- EXERCISE DIRECTIONS -
Pull out every line below holding the word "Осетия".

- RECORD EXCERPTS -
* * *
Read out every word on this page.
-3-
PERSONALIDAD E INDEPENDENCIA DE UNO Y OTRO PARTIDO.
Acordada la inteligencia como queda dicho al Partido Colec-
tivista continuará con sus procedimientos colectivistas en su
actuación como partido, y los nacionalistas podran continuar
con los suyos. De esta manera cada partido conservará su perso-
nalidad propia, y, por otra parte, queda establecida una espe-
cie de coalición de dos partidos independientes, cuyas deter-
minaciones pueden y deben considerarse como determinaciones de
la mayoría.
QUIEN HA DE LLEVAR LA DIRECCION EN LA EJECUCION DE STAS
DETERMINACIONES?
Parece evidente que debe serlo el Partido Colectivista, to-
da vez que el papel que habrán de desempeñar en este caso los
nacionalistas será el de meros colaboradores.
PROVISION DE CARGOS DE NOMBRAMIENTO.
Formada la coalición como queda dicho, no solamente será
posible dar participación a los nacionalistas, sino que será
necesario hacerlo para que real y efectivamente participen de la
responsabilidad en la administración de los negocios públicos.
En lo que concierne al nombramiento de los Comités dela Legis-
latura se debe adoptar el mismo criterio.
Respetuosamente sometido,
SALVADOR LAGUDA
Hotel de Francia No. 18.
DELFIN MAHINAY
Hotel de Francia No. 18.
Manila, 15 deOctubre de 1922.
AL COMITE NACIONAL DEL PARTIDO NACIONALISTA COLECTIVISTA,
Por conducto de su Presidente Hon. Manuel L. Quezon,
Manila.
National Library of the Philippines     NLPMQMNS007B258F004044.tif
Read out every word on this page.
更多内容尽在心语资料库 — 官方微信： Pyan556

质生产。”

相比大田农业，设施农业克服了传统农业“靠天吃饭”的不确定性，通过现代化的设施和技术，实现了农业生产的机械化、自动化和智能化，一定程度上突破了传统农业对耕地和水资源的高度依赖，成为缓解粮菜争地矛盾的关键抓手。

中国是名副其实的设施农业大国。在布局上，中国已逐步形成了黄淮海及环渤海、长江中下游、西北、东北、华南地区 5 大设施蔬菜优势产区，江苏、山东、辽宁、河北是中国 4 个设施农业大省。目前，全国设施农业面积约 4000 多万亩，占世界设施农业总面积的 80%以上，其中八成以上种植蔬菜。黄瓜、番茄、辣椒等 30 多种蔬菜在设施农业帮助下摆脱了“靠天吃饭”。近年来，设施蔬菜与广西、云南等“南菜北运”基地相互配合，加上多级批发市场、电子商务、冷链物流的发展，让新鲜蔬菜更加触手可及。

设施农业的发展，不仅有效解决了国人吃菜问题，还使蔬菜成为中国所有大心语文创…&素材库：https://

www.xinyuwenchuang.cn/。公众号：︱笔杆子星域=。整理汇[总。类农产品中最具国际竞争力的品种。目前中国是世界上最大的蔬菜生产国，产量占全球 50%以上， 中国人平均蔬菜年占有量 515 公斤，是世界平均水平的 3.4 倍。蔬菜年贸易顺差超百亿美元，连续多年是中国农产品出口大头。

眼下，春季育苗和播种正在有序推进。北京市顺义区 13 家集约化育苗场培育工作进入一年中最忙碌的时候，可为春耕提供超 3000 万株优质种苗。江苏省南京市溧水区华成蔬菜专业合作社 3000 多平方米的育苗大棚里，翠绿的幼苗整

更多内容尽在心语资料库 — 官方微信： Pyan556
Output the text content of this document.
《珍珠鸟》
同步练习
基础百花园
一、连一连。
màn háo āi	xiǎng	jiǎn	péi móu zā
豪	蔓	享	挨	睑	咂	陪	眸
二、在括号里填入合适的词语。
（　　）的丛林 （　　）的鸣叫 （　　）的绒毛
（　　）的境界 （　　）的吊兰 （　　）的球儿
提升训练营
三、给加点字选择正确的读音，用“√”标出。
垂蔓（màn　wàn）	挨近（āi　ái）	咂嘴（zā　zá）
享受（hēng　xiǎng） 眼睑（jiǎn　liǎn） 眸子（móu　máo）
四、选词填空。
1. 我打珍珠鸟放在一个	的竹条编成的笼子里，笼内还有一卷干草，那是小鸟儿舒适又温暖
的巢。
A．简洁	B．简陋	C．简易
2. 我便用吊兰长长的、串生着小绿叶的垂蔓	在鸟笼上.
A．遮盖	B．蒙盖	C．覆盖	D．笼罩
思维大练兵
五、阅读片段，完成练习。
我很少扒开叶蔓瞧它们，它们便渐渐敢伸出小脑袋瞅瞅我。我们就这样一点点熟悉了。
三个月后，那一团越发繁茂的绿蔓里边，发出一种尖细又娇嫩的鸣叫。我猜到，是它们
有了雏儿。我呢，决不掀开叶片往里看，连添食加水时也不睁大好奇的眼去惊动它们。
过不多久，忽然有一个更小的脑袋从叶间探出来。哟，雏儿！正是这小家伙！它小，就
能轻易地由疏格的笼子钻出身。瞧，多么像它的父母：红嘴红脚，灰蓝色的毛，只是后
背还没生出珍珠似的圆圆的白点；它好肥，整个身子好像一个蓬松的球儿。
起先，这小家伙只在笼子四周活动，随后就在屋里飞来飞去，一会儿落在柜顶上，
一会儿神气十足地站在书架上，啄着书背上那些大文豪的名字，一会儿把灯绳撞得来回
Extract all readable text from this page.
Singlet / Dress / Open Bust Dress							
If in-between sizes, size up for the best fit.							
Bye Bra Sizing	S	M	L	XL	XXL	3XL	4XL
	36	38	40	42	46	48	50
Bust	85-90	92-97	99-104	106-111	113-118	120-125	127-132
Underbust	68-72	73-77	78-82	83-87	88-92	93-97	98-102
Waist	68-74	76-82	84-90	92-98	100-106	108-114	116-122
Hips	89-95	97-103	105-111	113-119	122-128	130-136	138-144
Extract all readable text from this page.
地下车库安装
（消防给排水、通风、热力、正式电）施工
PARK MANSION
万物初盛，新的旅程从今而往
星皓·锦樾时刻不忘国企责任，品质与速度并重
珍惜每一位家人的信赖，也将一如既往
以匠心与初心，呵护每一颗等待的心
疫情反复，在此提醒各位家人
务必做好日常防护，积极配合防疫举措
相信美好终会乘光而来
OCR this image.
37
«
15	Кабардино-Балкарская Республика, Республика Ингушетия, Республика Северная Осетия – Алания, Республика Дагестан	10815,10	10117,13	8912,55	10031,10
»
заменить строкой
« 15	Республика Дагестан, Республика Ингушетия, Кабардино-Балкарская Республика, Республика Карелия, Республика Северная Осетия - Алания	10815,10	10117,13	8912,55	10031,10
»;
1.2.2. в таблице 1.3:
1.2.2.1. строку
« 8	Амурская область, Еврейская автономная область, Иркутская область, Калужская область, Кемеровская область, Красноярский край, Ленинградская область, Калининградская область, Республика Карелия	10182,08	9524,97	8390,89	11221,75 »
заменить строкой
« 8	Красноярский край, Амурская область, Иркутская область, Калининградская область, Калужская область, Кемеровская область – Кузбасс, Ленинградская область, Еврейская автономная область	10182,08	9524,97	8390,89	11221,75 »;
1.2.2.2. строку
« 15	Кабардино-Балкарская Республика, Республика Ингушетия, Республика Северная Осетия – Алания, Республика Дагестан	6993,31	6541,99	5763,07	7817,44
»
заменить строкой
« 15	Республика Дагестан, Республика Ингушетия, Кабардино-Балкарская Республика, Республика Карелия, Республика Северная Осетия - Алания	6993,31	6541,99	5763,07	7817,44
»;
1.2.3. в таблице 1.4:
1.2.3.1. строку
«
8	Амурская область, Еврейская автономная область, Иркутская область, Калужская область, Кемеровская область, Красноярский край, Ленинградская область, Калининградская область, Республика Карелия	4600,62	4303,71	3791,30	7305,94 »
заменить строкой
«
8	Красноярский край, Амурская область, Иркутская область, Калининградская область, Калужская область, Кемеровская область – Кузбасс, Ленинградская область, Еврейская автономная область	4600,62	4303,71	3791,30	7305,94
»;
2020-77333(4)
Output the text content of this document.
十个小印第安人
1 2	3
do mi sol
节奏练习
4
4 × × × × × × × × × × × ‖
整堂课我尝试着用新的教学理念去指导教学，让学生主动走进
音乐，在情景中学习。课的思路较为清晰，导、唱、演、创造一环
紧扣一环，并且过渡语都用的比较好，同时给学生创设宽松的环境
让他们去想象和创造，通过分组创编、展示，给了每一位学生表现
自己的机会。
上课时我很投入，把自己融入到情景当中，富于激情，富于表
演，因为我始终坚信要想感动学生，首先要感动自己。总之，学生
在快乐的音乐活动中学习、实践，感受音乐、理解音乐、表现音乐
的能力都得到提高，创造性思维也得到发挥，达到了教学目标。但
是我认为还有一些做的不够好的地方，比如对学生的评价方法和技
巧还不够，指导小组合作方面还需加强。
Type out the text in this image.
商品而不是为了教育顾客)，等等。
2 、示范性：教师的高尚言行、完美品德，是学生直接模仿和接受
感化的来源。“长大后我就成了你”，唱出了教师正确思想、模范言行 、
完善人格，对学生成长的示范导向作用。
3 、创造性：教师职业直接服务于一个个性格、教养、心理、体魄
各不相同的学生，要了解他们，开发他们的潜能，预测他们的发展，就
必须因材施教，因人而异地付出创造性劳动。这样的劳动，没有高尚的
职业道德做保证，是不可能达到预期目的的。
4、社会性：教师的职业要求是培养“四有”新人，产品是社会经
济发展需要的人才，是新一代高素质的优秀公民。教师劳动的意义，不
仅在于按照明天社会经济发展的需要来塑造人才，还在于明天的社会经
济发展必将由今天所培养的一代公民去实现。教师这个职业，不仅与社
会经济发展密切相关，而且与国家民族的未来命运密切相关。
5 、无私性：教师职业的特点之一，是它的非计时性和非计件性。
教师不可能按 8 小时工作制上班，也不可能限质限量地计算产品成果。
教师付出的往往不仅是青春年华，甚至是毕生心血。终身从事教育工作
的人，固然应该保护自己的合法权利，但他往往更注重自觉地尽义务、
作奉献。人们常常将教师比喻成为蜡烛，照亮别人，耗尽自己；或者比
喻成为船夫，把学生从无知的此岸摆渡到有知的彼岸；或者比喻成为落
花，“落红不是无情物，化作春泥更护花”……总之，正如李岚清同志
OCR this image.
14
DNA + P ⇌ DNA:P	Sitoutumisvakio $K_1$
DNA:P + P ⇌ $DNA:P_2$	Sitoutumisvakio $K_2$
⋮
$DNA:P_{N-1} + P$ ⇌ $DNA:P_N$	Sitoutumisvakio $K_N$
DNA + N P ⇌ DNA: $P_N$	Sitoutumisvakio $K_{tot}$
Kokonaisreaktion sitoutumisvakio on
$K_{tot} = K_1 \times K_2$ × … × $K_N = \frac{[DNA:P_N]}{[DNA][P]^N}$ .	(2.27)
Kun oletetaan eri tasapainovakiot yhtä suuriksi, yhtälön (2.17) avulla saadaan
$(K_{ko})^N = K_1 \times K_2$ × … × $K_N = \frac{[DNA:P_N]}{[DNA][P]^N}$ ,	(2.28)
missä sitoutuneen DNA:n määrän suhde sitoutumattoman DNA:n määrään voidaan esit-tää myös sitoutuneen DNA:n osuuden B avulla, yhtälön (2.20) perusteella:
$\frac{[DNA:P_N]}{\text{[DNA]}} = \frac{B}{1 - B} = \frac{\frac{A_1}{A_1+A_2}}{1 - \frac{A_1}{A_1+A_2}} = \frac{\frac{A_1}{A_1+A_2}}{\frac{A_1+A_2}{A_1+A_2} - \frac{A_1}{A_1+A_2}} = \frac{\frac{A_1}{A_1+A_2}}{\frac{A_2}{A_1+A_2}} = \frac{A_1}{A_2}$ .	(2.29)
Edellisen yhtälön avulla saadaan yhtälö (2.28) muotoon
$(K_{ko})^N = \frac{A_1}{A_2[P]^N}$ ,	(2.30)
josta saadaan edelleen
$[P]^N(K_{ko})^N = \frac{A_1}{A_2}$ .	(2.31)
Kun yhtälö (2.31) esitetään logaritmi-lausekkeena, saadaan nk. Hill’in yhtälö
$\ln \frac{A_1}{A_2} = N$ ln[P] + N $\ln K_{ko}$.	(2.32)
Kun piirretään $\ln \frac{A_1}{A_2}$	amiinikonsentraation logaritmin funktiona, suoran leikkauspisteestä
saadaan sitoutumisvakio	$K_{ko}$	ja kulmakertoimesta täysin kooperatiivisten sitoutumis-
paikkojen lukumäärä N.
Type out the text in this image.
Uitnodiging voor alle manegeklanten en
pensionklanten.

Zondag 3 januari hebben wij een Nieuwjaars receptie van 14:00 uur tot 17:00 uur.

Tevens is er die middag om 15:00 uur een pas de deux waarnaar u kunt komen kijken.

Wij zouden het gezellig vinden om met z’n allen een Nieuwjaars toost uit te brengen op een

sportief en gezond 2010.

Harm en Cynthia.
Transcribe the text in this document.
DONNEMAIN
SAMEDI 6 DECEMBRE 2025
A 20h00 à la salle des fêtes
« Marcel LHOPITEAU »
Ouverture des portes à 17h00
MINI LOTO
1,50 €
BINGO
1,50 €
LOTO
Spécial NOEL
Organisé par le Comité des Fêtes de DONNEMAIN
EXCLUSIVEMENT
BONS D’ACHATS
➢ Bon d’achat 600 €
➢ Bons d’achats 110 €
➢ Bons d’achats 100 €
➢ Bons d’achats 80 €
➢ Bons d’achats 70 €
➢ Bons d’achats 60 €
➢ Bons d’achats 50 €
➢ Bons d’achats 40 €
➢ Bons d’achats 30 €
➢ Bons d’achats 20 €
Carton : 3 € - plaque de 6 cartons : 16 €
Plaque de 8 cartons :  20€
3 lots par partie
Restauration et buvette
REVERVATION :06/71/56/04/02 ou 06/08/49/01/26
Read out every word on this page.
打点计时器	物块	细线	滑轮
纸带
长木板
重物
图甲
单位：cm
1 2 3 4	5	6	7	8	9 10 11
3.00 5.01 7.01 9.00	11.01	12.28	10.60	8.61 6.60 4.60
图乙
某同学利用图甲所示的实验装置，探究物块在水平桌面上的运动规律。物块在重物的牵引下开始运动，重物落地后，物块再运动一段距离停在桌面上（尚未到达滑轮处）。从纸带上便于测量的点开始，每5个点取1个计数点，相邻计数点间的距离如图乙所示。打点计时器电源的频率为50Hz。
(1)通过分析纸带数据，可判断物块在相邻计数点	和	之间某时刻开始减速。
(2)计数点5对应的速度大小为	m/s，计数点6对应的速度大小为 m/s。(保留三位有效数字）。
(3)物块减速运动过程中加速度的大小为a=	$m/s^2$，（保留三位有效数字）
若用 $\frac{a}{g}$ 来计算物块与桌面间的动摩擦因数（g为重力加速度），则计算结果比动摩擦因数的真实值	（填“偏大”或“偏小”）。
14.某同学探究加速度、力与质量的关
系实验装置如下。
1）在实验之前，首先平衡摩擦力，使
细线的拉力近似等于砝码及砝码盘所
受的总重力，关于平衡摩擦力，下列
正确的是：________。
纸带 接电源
* * *
- WRITTEN REPLY -
15	Кабардино-Балкарская Республика, Республика Ингушетия, Республика Северная Осетия – Алания, Республика Дагестан	10815,10	10117,13	8912,55	10031,10
« 15	Республика Дагестан, Республика Ингушетия, Кабардино-Балкарская Республика, Республика Карелия, Республика Северная Осетия - Алания	10815,10	10117,13	8912,55	10031,10
« 15	Кабардино-Балкарская Республика, Республика Ингушетия, Республика Северная Осетия – Алания, Республика Дагестан	6993,31	6541,99	5763,07	7817,44
« 15	Республика Дагестан, Республика Ингушетия, Кабардино-Балкарская Республика, Республика Карелия, Республика Северная Осетия - Алания	6993,31	6541,99	5763,07	7817,44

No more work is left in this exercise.